Wherever the string "LEHNING" occurs in a line of these records, report that line.

Supplied material:
## start
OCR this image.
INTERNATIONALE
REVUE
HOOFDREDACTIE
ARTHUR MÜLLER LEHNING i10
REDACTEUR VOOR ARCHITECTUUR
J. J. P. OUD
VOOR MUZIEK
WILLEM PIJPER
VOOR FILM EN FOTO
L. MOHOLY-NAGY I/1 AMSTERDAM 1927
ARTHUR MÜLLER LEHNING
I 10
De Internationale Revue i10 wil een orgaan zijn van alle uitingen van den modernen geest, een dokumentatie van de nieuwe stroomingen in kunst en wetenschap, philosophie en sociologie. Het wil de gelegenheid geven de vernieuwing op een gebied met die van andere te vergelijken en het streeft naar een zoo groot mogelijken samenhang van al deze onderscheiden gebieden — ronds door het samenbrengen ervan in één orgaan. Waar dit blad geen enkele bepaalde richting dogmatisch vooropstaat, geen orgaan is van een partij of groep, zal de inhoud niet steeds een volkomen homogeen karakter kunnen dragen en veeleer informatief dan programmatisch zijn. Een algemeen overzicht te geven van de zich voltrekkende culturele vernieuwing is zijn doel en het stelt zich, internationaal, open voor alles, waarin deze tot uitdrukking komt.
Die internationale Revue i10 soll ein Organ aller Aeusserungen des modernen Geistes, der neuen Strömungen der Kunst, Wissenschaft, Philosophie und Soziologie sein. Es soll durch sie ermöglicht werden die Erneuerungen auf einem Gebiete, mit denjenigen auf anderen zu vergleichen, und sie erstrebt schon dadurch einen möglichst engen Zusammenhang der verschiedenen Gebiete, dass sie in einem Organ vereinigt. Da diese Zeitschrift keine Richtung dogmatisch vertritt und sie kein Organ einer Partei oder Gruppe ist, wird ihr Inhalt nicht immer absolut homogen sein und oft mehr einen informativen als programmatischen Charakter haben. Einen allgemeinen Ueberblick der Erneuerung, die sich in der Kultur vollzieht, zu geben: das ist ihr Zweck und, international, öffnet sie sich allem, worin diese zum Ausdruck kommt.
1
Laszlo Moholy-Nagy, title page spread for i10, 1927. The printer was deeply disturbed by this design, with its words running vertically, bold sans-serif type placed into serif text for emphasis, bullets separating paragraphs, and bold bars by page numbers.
## end
Output below:
ARTHUR MÜLLER LEHNING i10
ARTHUR MÜLLER LEHNING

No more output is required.